■ **Written exercise**: Transcribe every record that appears below, exactly and in full.

(Dataset entries on figures)
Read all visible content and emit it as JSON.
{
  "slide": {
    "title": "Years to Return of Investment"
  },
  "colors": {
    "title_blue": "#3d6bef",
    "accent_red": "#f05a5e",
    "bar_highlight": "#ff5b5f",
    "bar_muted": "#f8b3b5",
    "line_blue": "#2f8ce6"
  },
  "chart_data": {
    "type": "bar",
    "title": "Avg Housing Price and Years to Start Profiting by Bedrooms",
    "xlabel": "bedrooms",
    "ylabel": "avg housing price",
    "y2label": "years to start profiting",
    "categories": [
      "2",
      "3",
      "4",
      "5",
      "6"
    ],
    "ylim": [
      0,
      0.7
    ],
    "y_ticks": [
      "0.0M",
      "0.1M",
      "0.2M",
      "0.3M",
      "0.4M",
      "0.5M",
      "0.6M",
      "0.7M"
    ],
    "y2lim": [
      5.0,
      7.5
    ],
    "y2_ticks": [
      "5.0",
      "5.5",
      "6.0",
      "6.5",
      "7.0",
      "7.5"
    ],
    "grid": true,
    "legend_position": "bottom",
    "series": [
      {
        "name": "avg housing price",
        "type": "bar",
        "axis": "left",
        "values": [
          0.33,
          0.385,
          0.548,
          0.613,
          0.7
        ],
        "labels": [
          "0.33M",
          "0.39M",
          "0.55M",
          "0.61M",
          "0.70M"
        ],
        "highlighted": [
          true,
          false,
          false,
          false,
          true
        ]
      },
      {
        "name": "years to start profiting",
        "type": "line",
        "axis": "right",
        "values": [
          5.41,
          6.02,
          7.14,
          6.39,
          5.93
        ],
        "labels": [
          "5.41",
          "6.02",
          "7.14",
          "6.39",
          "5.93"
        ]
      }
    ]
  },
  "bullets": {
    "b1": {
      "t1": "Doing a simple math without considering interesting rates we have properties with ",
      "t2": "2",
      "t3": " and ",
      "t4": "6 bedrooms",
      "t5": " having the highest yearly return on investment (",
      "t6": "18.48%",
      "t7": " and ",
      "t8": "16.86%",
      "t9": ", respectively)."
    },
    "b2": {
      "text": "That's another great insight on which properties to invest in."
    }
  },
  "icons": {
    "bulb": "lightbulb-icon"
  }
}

■ **Answer below**:
Read all visible content and emit it as JSON.
{
  "slide": {
    "title": "Years to Return of Investment"
  },
  "colors": {
    "title_blue": "#3d6bef",
    "accent_red": "#f05a5e",
    "bar_highlight": "#ff5b5f",
    "bar_muted": "#f8b3b5",
    "line_blue": "#2f8ce6"
  },
  "chart_data": {
    "type": "bar",
    "title": "Avg Housing Price and Years to Start Profiting by Bedrooms",
    "xlabel": "bedrooms",
    "ylabel": "avg housing price",
    "y2label": "years to start profiting",
    "categories": [
      "2",
      "3",
      "4",
      "5",
      "6"
    ],
    "ylim": [
      0,
      0.7
    ],
    "y_ticks": [
      "0.0M",
      "0.1M",
      "0.2M",
      "0.3M",
      "0.4M",
      "0.5M",
      "0.6M",
      "0.7M"
    ],
    "y2lim": [
      5.0,
      7.5
    ],
    "y2_ticks": [
      "5.0",
      "5.5",
      "6.0",
      "6.5",
      "7.0",
      "7.5"
    ],
    "grid": true,
    "legend_position": "bottom",
    "series": [
      {
        "name": "avg housing price",
        "type": "bar",
        "axis": "left",
        "values": [
          0.33,
          0.385,
          0.548,
          0.613,
          0.7
        ],
        "labels": [
          "0.33M",
          "0.39M",
          "0.55M",
          "0.61M",
          "0.70M"
        ],
        "highlighted": [
          true,
          false,
          false,
          false,
          true
        ]
      },
      {
        "name": "years to start profiting",
        "type": "line",
        "axis": "right",
        "values": [
          5.41,
          6.02,
          7.14,
          6.39,
          5.93
        ],
        "labels": [
          "5.41",
          "6.02",
          "7.14",
          "6.39",
          "5.93"
        ]
      }
    ]
  },
  "bullets": {
    "b1": {
      "t1": "Doing a simple math without considering interesting rates we have properties with ",
      "t2": "2",
      "t3": " and ",
      "t4": "6 bedrooms",
      "t5": " having the highest yearly return on investment (",
      "t6": "18.48%",
      "t7": " and ",
      "t8": "16.86%",
      "t9": ", respectively)."
    },
    "b2": {
      "text": "That's another great insight on which properties to invest in."
    }
  },
  "icons": {
    "bulb": "lightbulb-icon"
  }
}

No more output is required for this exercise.